*GIVEN DATA*
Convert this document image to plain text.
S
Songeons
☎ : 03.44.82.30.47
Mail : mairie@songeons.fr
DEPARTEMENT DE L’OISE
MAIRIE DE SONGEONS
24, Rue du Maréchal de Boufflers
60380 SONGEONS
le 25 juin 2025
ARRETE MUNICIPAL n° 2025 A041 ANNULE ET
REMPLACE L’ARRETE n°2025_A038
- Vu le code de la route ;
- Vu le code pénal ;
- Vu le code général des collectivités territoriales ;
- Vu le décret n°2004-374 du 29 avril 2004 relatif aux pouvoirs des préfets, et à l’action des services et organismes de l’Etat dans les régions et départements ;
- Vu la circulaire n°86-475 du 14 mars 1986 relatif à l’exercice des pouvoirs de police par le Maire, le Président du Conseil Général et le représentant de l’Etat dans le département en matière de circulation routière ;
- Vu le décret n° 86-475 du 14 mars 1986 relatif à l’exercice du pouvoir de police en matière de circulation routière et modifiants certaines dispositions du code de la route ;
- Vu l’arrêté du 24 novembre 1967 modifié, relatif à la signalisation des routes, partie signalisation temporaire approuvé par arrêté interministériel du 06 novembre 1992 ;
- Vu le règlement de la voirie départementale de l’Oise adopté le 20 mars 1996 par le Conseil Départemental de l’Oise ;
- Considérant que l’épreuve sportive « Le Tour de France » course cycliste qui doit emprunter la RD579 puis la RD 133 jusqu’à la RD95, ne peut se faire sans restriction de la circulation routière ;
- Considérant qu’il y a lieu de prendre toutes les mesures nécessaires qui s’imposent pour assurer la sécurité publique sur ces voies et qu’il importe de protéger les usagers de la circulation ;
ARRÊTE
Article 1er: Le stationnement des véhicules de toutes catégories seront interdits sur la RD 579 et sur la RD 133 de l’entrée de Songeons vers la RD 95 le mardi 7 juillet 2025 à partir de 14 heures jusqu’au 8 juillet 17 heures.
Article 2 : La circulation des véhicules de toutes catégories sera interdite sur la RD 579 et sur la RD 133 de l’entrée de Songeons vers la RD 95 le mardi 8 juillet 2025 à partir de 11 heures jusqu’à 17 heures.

*TASK STATEMENT*
Take the listing above and set it down exactly.

*ANSWER FOR THE TASK*
Convert this document image to plain text.
S
Songeons
☎ : 03.44.82.30.47
Mail : mairie@songeons.fr
DEPARTEMENT DE L’OISE
MAIRIE DE SONGEONS
24, Rue du Maréchal de Boufflers
60380 SONGEONS
le 25 juin 2025
ARRETE MUNICIPAL n° 2025 A041 ANNULE ET
REMPLACE L’ARRETE n°2025_A038
- Vu le code de la route ;
- Vu le code pénal ;
- Vu le code général des collectivités territoriales ;
- Vu le décret n°2004-374 du 29 avril 2004 relatif aux pouvoirs des préfets, et à l’action des services et organismes de l’Etat dans les régions et départements ;
- Vu la circulaire n°86-475 du 14 mars 1986 relatif à l’exercice des pouvoirs de police par le Maire, le Président du Conseil Général et le représentant de l’Etat dans le département en matière de circulation routière ;
- Vu le décret n° 86-475 du 14 mars 1986 relatif à l’exercice du pouvoir de police en matière de circulation routière et modifiants certaines dispositions du code de la route ;
- Vu l’arrêté du 24 novembre 1967 modifié, relatif à la signalisation des routes, partie signalisation temporaire approuvé par arrêté interministériel du 06 novembre 1992 ;
- Vu le règlement de la voirie départementale de l’Oise adopté le 20 mars 1996 par le Conseil Départemental de l’Oise ;
- Considérant que l’épreuve sportive « Le Tour de France » course cycliste qui doit emprunter la RD579 puis la RD 133 jusqu’à la RD95, ne peut se faire sans restriction de la circulation routière ;
- Considérant qu’il y a lieu de prendre toutes les mesures nécessaires qui s’imposent pour assurer la sécurité publique sur ces voies et qu’il importe de protéger les usagers de la circulation ;
ARRÊTE
Article 1er: Le stationnement des véhicules de toutes catégories seront interdits sur la RD 579 et sur la RD 133 de l’entrée de Songeons vers la RD 95 le mardi 7 juillet 2025 à partir de 14 heures jusqu’au 8 juillet 17 heures.
Article 2 : La circulation des véhicules de toutes catégories sera interdite sur la RD 579 et sur la RD 133 de l’entrée de Songeons vers la RD 95 le mardi 8 juillet 2025 à partir de 11 heures jusqu’à 17 heures.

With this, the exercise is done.